§ Objective
Restate the listing below word for word, omitting any images.
* begin Provided entries *
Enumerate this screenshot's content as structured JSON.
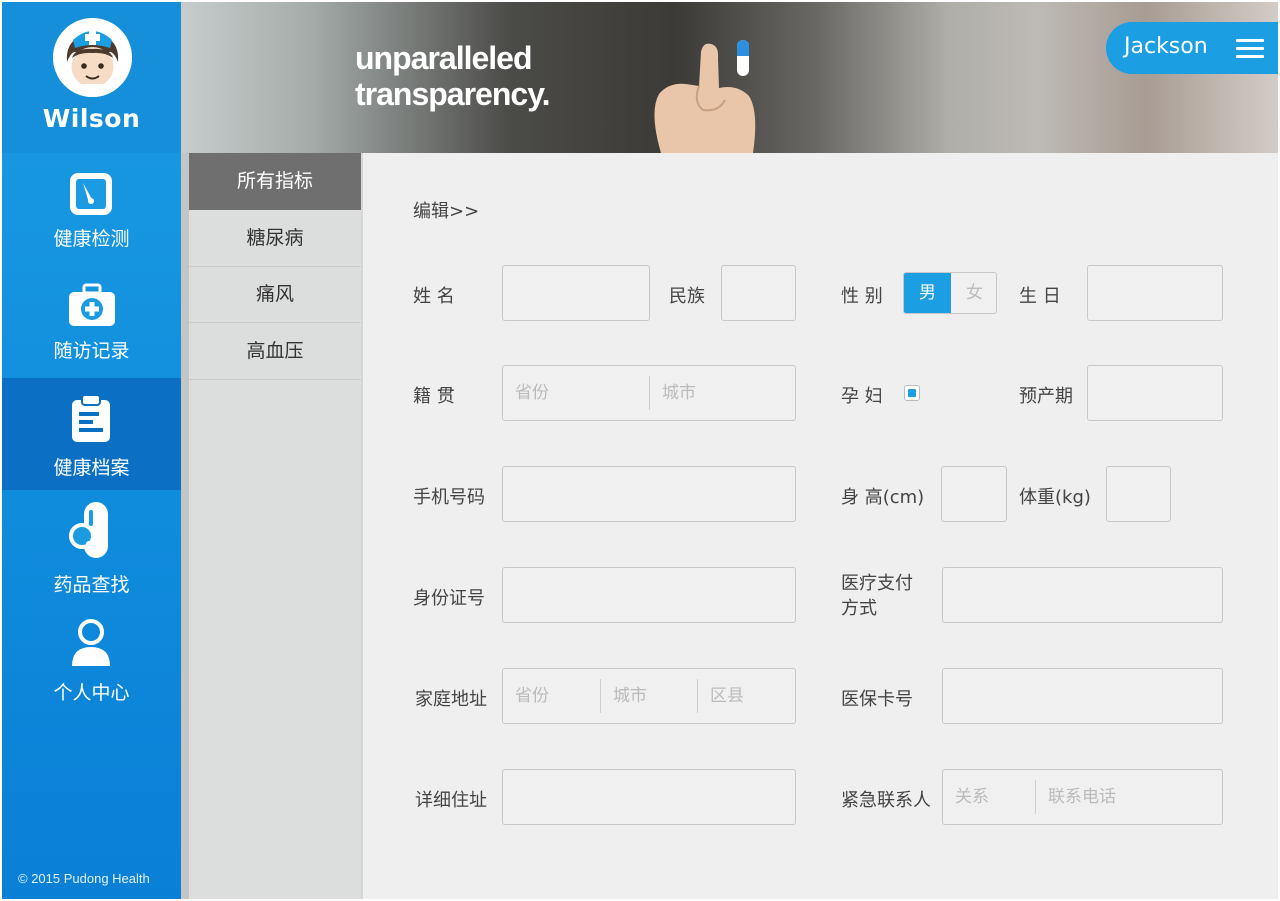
{
  "brand": {
    "name": "Wilson"
  },
  "nav": {
    "items": [
      {
        "label": "健康检测",
        "icon": "gauge-icon"
      },
      {
        "label": "随访记录",
        "icon": "medical-kit-icon"
      },
      {
        "label": "健康档案",
        "icon": "clipboard-icon"
      },
      {
        "label": "药品查找",
        "icon": "pill-search-icon"
      },
      {
        "label": "个人中心",
        "icon": "user-icon"
      }
    ]
  },
  "footer": {
    "copyright": "© 2015 Pudong Health"
  },
  "banner": {
    "line1": "unparalleled",
    "line2": "transparency."
  },
  "user": {
    "name": "Jackson"
  },
  "submenu": {
    "items": [
      "所有指标",
      "糖尿病",
      "痛风",
      "高血压"
    ]
  },
  "form": {
    "edit_link": "编辑>>",
    "labels": {
      "name": "姓  名",
      "ethnicity": "民族",
      "gender": "性  别",
      "birthday": "生  日",
      "native_place": "籍  贯",
      "pregnant": "孕  妇",
      "due_date": "预产期",
      "phone": "手机号码",
      "height": "身  高(cm)",
      "weight": "体重(kg)",
      "id_number": "身份证号",
      "payment_line1": "医疗支付",
      "payment_line2": "方式",
      "home_address": "家庭地址",
      "insurance_card": "医保卡号",
      "detail_address": "详细住址",
      "emergency_contact": "紧急联系人"
    },
    "gender_options": {
      "male": "男",
      "female": "女"
    },
    "placeholders": {
      "province": "省份",
      "city": "城市",
      "district": "区县",
      "relation": "关系",
      "contact_phone": "联系电话"
    }
  }
}
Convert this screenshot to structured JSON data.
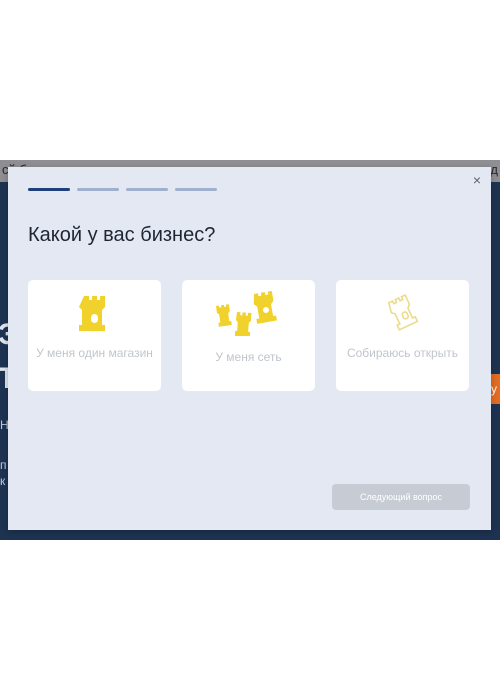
{
  "background": {
    "strip_left": "сй б",
    "strip_right": "д",
    "fragments": [
      "Э",
      "T",
      "Н",
      "п",
      "к"
    ],
    "orange_button_fragment": "у"
  },
  "modal": {
    "close_symbol": "×",
    "progress": {
      "total_steps": 4,
      "current_step": 1
    },
    "title": "Какой у вас бизнес?",
    "options": [
      {
        "label": "У меня один магазин",
        "icon": "single-tower-icon"
      },
      {
        "label": "У меня сеть",
        "icon": "multiple-towers-icon"
      },
      {
        "label": "Собираюсь открыть",
        "icon": "tower-outline-icon"
      }
    ],
    "next_button": "Следующий вопрос"
  },
  "colors": {
    "accent": "#1f3f7a",
    "icon_yellow": "#f1d12b",
    "icon_yellow_faded": "#ecdb8b",
    "modal_bg": "#e3e8f2"
  }
}
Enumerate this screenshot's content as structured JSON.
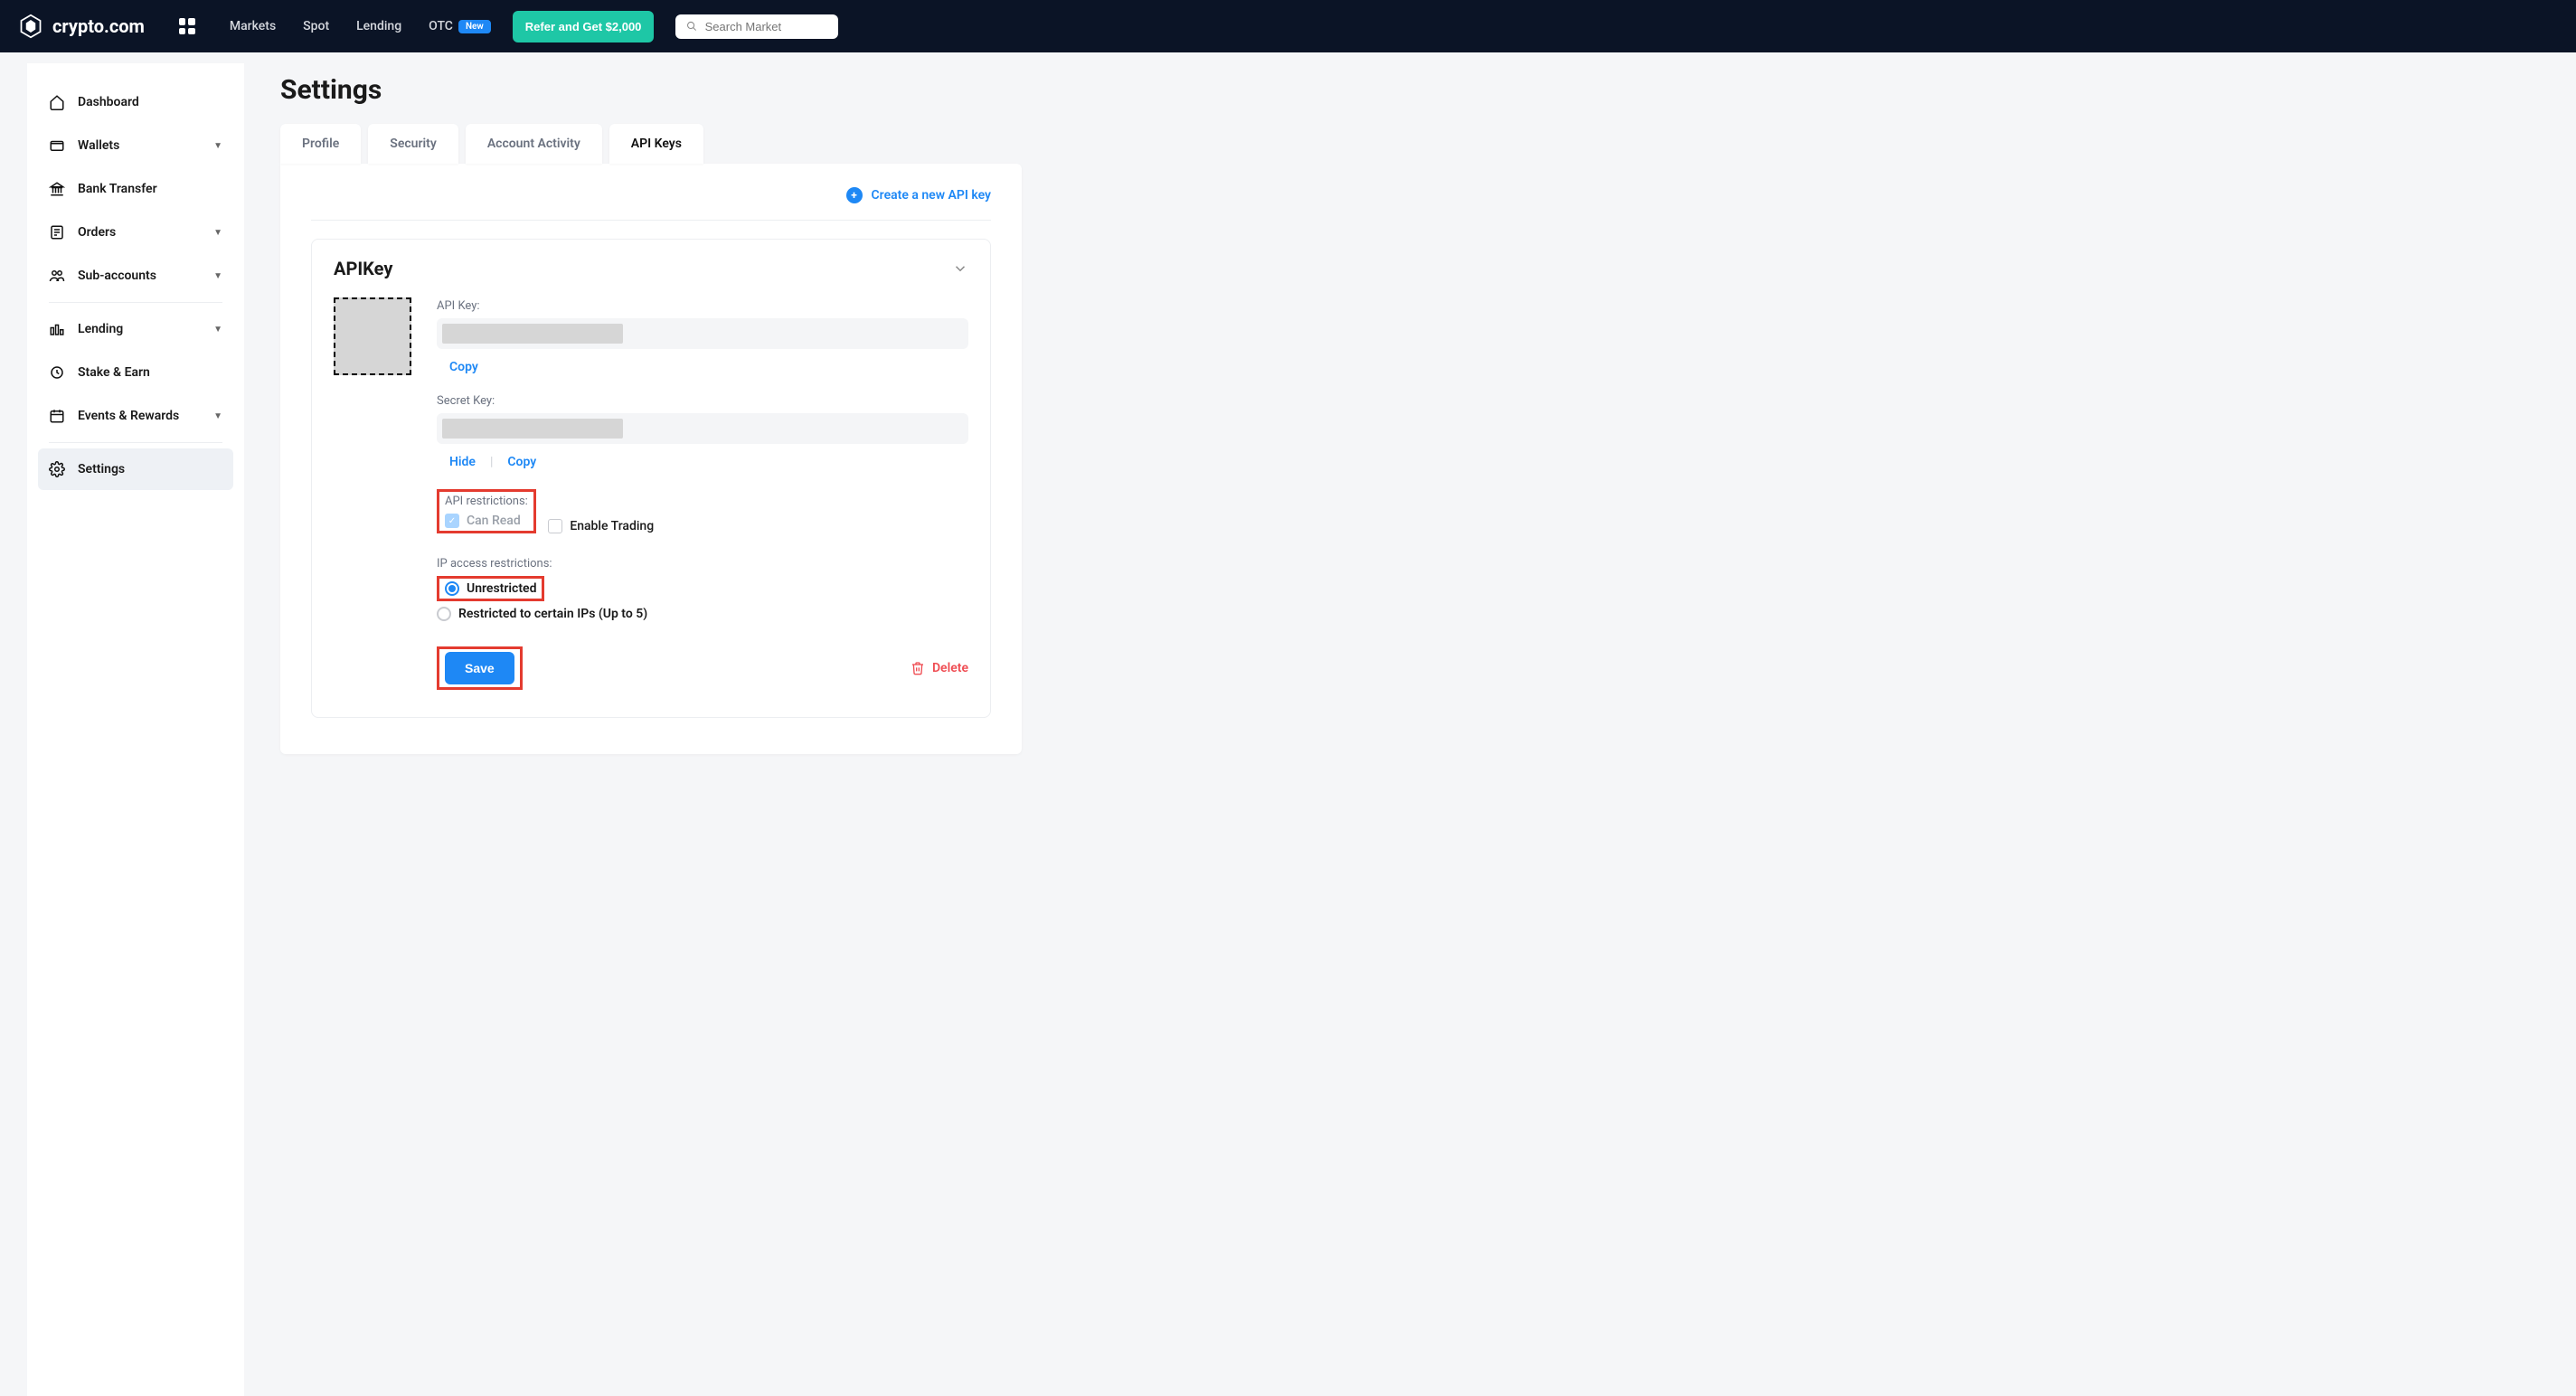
* end Provided entries *
§ Problem solution
Enumerate this screenshot's content as structured JSON.
{
  "brand": {
    "name": "Wilson"
  },
  "nav": {
    "items": [
      {
        "label": "健康检测",
        "icon": "gauge-icon"
      },
      {
        "label": "随访记录",
        "icon": "medical-kit-icon"
      },
      {
        "label": "健康档案",
        "icon": "clipboard-icon"
      },
      {
        "label": "药品查找",
        "icon": "pill-search-icon"
      },
      {
        "label": "个人中心",
        "icon": "user-icon"
      }
    ]
  },
  "footer": {
    "copyright": "© 2015 Pudong Health"
  },
  "banner": {
    "line1": "unparalleled",
    "line2": "transparency."
  },
  "user": {
    "name": "Jackson"
  },
  "submenu": {
    "items": [
      "所有指标",
      "糖尿病",
      "痛风",
      "高血压"
    ]
  },
  "form": {
    "edit_link": "编辑>>",
    "labels": {
      "name": "姓  名",
      "ethnicity": "民族",
      "gender": "性  别",
      "birthday": "生  日",
      "native_place": "籍  贯",
      "pregnant": "孕  妇",
      "due_date": "预产期",
      "phone": "手机号码",
      "height": "身  高(cm)",
      "weight": "体重(kg)",
      "id_number": "身份证号",
      "payment_line1": "医疗支付",
      "payment_line2": "方式",
      "home_address": "家庭地址",
      "insurance_card": "医保卡号",
      "detail_address": "详细住址",
      "emergency_contact": "紧急联系人"
    },
    "gender_options": {
      "male": "男",
      "female": "女"
    },
    "placeholders": {
      "province": "省份",
      "city": "城市",
      "district": "区县",
      "relation": "关系",
      "contact_phone": "联系电话"
    }
  }
}
Convert this screenshot to structured JSON data.
{
  "background": {
    "strip_left": "сй б",
    "strip_right": "д",
    "fragments": [
      "Э",
      "T",
      "Н",
      "п",
      "к"
    ],
    "orange_button_fragment": "у"
  },
  "modal": {
    "close_symbol": "×",
    "progress": {
      "total_steps": 4,
      "current_step": 1
    },
    "title": "Какой у вас бизнес?",
    "options": [
      {
        "label": "У меня один магазин",
        "icon": "single-tower-icon"
      },
      {
        "label": "У меня сеть",
        "icon": "multiple-towers-icon"
      },
      {
        "label": "Собираюсь открыть",
        "icon": "tower-outline-icon"
      }
    ],
    "next_button": "Следующий вопрос"
  },
  "colors": {
    "accent": "#1f3f7a",
    "icon_yellow": "#f1d12b",
    "icon_yellow_faded": "#ecdb8b",
    "modal_bg": "#e3e8f2"
  }
}
Enumerate this screenshot's content as structured JSON.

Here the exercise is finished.